§ Problem details:
Which lines of the records contain "physical"? Collect every one of them.

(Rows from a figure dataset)
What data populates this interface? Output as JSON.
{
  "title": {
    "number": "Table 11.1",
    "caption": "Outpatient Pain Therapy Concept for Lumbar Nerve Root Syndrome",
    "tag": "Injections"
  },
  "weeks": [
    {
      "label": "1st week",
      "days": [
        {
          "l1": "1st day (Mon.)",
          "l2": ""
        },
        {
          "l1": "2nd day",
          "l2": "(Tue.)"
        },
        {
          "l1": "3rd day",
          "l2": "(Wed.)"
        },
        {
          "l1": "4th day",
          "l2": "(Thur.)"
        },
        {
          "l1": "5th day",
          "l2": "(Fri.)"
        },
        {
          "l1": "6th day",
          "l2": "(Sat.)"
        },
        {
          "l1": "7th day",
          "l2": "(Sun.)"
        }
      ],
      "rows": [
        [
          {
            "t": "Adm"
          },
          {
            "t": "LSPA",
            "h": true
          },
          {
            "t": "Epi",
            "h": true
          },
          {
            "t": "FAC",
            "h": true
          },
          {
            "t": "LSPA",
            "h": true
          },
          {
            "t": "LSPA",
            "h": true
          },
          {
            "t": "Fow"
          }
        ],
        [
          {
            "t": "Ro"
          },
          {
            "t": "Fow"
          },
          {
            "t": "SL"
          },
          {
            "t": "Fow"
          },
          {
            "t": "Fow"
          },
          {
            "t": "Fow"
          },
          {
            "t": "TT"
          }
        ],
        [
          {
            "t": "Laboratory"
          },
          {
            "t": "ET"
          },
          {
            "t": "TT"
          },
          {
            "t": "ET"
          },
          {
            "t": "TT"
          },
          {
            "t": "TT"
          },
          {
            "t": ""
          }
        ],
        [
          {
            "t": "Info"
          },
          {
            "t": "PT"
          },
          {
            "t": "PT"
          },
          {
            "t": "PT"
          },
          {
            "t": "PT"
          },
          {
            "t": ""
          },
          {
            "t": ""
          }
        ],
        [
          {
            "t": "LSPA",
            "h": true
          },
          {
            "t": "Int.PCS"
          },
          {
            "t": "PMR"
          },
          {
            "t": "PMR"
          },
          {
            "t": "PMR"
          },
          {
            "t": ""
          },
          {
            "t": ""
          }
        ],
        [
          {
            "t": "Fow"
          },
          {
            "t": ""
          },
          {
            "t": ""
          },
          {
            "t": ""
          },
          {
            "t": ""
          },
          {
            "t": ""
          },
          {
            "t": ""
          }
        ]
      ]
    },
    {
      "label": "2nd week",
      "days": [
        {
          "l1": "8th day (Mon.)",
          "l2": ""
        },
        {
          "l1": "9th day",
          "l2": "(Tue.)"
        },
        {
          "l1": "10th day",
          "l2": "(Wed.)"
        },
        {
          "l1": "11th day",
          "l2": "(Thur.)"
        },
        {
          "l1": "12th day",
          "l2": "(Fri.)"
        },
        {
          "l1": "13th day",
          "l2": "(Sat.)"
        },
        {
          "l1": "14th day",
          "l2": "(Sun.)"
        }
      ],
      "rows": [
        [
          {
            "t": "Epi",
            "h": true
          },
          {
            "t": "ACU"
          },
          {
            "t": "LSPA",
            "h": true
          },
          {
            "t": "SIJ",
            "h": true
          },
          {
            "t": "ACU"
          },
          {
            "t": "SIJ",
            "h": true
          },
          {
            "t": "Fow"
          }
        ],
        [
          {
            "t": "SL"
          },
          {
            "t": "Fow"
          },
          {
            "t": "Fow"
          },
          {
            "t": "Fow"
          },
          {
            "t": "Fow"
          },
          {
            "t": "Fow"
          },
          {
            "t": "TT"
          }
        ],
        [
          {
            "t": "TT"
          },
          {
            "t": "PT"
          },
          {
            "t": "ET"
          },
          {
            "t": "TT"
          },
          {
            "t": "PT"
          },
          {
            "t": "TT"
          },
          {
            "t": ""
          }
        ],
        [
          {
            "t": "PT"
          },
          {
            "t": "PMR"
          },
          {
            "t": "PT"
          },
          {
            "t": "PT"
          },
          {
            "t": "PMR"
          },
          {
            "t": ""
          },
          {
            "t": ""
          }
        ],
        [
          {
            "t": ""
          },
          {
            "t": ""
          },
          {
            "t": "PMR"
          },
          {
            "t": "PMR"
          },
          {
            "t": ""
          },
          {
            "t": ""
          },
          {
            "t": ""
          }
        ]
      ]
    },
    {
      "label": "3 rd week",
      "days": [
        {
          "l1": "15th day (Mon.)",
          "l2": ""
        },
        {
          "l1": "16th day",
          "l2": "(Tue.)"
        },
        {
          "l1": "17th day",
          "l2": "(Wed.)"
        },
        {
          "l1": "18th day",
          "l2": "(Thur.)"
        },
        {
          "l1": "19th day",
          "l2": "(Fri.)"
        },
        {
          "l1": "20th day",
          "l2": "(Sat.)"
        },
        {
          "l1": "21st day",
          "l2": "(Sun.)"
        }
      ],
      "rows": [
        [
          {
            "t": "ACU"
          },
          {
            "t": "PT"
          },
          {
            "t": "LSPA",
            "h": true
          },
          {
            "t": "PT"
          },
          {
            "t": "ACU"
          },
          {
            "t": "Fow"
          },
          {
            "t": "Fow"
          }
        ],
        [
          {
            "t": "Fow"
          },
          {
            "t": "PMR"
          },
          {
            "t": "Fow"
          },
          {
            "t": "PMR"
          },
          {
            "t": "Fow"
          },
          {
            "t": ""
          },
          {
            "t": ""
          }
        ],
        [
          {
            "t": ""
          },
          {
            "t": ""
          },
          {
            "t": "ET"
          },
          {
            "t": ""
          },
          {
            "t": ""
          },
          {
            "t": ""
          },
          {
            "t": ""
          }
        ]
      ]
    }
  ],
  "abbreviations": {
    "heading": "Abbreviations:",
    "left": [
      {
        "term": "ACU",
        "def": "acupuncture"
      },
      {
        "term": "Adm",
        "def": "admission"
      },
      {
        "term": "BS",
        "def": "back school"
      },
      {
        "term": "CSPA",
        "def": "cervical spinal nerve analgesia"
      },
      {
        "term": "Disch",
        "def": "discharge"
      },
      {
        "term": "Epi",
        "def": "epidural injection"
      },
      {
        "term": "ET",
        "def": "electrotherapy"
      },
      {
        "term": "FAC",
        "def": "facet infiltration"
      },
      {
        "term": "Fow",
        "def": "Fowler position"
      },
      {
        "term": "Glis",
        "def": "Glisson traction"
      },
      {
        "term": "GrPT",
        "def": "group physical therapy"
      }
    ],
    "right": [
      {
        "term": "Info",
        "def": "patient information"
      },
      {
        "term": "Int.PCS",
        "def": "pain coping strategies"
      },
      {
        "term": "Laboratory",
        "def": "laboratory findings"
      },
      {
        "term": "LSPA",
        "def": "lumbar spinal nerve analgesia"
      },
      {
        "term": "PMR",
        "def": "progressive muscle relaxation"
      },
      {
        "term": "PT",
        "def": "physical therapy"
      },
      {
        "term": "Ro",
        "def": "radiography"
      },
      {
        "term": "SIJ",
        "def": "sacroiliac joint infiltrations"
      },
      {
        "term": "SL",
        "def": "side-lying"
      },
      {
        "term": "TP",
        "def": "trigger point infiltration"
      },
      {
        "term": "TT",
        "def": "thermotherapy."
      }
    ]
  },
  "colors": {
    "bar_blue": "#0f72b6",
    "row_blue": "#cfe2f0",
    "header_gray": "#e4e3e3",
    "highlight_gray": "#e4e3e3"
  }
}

§ Output below:
        "def": "group physical therapy"
        "def": "physical therapy"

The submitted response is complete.